▽
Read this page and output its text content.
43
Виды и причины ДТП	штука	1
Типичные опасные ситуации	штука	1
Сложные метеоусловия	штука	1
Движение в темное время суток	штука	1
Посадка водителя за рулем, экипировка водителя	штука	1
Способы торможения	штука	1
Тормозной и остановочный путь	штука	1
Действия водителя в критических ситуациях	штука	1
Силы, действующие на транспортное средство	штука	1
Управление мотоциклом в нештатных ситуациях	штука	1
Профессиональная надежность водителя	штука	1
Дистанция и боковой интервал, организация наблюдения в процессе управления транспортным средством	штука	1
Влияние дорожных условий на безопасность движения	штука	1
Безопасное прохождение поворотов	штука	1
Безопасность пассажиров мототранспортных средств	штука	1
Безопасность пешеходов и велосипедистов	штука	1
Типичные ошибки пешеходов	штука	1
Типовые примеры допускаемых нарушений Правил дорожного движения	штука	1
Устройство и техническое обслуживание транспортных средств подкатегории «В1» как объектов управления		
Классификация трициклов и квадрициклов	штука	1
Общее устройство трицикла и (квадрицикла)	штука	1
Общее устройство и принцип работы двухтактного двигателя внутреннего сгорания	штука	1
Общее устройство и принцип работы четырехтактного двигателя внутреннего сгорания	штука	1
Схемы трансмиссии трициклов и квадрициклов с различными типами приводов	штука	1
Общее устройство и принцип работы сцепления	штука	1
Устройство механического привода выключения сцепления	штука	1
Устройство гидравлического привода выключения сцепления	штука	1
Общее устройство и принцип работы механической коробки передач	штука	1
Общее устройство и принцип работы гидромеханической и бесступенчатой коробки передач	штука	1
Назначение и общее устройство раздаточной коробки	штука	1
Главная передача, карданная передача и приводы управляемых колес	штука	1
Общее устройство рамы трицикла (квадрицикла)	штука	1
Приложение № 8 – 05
△
▽
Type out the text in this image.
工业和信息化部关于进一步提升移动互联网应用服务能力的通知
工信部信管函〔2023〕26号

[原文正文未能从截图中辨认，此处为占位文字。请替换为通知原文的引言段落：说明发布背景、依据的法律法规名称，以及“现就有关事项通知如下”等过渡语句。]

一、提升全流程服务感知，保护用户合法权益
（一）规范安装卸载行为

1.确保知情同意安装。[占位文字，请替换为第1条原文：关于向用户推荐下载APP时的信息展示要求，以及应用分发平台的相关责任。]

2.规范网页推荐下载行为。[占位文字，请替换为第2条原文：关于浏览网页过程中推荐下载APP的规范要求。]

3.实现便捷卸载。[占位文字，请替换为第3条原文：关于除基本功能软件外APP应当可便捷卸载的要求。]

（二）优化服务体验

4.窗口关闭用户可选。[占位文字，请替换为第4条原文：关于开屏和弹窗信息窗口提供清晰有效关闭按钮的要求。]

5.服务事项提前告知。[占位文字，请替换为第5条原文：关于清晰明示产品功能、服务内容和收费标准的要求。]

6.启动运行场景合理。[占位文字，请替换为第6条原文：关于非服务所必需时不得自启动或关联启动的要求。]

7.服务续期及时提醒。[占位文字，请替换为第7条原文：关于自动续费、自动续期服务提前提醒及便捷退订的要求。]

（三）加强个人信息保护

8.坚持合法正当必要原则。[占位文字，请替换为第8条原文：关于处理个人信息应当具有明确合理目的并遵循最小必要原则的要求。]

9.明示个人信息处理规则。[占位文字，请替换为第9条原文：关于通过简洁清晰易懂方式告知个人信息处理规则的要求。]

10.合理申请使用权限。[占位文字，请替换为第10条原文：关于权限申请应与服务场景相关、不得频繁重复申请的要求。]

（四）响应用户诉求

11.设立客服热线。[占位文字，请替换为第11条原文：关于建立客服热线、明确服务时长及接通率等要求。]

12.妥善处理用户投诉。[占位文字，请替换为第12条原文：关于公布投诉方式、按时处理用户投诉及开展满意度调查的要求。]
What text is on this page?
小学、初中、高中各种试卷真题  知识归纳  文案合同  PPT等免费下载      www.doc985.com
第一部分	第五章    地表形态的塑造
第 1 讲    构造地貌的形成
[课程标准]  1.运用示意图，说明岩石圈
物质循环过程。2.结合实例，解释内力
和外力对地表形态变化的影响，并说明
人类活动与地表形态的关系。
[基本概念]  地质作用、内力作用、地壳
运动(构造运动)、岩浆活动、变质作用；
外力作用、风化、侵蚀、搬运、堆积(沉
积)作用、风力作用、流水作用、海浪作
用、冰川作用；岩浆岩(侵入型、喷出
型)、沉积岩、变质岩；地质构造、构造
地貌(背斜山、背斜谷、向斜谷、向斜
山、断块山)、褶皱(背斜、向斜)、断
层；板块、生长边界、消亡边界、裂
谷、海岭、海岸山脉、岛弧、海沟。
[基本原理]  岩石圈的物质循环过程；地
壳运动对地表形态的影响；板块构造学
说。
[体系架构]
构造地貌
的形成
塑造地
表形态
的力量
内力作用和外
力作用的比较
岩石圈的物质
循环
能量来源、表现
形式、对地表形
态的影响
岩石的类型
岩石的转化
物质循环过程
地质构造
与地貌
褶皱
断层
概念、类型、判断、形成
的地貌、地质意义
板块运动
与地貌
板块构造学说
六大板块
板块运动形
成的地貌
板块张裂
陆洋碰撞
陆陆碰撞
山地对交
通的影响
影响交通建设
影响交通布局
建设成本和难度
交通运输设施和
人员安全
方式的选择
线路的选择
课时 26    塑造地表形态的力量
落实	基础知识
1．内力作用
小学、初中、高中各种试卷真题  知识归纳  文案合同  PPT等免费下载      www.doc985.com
△
#### [Exercise]
Filter the data, keeping only the lines that contain "коробки".

#### [Task answer]
Общее устройство и принцип работы механической коробки передач	штука	1
Общее устройство и принцип работы гидромеханической и бесступенчатой коробки передач	штука	1
Назначение и общее устройство раздаточной коробки	штука	1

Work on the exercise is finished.